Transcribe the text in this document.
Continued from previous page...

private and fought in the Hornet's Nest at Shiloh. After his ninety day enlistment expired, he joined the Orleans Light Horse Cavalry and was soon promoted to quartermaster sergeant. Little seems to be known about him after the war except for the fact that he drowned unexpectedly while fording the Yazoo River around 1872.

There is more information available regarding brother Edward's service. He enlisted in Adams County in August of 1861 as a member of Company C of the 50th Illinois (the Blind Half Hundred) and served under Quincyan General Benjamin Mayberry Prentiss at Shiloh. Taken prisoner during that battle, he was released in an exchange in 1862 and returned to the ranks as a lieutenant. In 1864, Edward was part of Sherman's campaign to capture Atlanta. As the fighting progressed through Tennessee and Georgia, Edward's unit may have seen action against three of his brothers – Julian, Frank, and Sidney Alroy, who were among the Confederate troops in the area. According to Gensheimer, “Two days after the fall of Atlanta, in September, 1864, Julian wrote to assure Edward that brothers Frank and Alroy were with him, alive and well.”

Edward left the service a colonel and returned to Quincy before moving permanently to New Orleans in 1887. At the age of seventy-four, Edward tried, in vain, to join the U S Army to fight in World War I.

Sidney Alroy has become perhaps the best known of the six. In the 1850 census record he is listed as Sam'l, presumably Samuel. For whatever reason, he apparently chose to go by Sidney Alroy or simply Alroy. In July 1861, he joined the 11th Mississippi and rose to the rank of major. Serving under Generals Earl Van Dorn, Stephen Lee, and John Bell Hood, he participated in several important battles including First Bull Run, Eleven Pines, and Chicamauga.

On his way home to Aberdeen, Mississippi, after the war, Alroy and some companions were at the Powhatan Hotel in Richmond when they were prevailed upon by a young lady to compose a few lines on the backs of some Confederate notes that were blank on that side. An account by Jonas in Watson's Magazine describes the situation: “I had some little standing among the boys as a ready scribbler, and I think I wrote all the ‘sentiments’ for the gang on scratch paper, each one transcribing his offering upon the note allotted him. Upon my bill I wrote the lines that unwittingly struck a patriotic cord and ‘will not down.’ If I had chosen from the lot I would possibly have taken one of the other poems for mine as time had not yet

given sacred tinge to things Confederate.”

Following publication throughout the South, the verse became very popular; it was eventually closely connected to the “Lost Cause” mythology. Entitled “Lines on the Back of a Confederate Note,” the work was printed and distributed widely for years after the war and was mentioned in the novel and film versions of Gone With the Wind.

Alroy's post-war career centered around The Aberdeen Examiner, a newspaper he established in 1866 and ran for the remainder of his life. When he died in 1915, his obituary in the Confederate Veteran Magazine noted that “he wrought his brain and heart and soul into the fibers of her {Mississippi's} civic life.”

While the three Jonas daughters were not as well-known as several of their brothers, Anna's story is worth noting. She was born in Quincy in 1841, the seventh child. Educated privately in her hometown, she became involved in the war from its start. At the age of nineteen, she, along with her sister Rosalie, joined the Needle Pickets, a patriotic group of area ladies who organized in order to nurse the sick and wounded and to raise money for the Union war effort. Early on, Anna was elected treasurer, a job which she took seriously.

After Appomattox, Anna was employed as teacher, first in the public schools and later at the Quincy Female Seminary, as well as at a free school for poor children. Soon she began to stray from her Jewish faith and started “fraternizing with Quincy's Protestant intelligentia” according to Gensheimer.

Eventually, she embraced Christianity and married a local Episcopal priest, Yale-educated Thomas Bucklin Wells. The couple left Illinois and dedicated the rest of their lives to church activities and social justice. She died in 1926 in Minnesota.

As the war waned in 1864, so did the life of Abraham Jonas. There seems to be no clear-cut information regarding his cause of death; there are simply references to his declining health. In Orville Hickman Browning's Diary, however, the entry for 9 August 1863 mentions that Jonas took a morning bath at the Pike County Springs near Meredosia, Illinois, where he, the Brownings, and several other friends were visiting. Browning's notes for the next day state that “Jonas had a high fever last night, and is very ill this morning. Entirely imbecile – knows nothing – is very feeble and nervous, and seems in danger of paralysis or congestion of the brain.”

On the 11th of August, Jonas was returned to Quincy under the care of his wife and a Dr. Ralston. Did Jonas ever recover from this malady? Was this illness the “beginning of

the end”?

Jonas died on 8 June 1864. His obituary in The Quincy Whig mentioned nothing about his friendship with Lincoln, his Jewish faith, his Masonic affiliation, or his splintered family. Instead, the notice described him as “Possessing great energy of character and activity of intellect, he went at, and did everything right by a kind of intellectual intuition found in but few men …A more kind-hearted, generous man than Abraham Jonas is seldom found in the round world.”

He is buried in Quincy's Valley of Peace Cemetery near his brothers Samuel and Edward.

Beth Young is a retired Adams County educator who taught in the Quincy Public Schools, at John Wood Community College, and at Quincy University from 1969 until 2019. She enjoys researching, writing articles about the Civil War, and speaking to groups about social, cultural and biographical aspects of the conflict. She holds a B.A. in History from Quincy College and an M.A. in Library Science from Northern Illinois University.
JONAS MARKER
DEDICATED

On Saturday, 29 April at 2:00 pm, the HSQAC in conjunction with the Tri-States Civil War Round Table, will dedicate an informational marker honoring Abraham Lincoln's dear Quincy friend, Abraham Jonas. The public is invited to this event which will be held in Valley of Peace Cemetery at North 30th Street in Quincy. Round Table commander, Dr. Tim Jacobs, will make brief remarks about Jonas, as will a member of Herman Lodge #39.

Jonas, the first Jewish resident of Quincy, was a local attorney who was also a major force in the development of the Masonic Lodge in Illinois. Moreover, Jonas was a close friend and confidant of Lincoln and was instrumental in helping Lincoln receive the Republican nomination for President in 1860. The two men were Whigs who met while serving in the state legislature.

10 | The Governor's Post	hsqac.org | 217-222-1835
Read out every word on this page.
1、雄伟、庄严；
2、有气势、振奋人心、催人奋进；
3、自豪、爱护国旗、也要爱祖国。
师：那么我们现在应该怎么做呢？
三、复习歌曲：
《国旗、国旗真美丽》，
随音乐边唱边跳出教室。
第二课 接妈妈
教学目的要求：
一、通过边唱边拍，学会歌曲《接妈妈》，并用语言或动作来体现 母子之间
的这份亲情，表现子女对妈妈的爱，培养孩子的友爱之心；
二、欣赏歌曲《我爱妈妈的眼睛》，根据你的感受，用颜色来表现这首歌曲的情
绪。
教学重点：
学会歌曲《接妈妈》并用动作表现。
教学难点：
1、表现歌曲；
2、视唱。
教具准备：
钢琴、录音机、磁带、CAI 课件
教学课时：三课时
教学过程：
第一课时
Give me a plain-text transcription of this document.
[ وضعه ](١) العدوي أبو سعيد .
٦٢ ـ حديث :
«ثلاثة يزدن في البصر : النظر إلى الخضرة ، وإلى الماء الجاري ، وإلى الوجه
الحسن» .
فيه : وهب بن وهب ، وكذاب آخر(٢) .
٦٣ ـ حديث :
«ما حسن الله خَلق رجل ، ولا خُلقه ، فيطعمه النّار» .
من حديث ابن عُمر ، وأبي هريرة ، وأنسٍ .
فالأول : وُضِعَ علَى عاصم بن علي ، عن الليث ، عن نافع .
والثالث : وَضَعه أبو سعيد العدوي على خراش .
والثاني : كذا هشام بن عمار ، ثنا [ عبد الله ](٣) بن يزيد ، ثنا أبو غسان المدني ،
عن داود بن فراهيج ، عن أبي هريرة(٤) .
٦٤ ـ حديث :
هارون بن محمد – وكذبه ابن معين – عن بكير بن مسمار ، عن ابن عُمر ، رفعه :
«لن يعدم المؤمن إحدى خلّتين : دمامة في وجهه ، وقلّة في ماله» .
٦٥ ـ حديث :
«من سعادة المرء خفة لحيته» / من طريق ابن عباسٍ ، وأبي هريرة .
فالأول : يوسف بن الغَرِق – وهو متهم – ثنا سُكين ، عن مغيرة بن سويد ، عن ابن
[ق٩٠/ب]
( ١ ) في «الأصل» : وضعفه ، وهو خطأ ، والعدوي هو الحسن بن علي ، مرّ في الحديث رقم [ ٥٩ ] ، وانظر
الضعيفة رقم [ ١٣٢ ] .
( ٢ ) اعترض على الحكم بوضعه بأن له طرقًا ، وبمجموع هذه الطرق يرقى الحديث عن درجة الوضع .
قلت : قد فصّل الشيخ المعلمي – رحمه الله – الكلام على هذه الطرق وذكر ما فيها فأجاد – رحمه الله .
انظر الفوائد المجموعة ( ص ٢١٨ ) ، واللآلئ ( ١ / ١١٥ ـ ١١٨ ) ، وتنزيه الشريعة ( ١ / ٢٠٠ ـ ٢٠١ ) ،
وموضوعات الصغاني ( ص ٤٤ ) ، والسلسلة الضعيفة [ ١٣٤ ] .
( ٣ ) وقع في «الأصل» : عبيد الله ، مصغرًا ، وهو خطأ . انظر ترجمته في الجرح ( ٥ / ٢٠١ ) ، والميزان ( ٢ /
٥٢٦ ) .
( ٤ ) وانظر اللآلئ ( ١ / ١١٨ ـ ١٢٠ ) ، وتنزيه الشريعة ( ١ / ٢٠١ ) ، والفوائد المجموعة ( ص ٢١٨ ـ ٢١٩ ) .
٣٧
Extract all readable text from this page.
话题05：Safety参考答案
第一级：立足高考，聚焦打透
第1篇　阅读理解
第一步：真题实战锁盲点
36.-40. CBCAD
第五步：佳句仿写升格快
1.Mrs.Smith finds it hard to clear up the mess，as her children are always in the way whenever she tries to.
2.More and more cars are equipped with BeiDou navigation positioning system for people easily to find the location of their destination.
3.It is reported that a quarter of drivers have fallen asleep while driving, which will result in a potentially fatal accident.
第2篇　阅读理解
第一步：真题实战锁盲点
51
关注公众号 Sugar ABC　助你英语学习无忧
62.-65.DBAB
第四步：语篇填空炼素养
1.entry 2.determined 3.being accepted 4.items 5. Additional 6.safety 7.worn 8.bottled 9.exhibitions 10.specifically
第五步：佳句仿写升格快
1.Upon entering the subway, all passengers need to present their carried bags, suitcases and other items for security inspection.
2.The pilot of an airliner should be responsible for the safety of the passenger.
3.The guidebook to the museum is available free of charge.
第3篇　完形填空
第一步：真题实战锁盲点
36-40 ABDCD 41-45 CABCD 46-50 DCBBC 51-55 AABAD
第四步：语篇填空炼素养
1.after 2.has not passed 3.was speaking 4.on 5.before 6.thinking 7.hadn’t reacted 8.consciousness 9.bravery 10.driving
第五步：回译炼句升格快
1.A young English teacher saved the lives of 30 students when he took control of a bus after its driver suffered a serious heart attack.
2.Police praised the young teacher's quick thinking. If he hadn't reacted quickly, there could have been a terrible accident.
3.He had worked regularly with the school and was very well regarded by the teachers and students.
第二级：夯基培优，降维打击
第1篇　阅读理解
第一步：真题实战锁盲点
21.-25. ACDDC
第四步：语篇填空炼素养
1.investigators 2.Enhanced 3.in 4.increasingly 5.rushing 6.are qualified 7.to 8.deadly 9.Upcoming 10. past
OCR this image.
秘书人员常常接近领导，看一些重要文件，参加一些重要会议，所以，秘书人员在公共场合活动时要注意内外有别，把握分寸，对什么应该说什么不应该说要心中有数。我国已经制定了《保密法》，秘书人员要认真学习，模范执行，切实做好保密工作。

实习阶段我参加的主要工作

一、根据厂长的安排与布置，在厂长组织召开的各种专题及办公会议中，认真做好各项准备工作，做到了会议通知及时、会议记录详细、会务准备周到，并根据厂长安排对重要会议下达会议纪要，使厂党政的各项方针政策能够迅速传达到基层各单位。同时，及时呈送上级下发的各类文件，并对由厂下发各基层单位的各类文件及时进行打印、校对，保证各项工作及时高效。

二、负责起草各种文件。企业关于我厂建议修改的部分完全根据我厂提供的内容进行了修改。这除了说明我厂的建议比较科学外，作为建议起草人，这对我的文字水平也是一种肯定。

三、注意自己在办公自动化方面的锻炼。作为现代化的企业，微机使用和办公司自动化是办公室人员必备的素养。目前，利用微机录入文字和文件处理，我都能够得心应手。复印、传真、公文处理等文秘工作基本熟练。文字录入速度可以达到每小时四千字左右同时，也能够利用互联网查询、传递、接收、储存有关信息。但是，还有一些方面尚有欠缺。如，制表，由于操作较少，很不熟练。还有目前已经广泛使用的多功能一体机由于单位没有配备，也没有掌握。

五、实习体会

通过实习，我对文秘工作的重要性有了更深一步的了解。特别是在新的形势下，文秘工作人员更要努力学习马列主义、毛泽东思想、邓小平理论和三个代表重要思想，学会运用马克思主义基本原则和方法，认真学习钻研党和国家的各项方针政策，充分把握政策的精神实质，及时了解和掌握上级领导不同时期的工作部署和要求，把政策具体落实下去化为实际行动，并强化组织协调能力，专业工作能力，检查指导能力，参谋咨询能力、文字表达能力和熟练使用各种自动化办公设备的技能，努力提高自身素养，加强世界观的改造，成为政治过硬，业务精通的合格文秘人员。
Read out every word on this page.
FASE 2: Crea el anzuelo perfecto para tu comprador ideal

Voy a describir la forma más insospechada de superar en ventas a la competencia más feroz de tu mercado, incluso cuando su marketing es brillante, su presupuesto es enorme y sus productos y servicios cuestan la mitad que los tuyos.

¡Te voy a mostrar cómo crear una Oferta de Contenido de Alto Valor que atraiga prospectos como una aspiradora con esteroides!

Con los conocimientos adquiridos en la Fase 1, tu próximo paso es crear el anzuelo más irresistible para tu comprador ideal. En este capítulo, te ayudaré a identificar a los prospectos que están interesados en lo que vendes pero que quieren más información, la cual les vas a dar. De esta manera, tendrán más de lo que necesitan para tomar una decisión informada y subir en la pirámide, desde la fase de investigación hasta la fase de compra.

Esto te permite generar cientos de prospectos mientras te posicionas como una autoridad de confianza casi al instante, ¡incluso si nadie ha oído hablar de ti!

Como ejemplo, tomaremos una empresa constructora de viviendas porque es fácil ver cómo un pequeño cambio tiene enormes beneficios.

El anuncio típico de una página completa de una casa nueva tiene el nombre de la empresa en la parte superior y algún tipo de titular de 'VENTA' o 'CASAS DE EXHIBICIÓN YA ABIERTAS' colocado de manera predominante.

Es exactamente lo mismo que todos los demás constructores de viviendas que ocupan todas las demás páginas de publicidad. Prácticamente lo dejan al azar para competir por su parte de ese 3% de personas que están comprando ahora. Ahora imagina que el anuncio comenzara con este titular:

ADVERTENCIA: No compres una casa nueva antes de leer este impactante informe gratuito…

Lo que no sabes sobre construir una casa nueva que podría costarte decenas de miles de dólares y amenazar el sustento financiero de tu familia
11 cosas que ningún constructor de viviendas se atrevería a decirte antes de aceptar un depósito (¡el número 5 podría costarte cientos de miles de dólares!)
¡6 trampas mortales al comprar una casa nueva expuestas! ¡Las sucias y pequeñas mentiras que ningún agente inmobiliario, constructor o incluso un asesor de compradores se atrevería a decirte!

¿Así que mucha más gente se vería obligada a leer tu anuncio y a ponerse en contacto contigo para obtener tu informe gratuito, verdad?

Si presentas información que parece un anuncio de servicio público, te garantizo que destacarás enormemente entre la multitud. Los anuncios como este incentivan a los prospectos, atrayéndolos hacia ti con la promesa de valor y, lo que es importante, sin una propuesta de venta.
+++
Problem statement: Looking at the listing above, how many of its lines contain the string "antes"? Give the number alone.

Output for this exercise: 2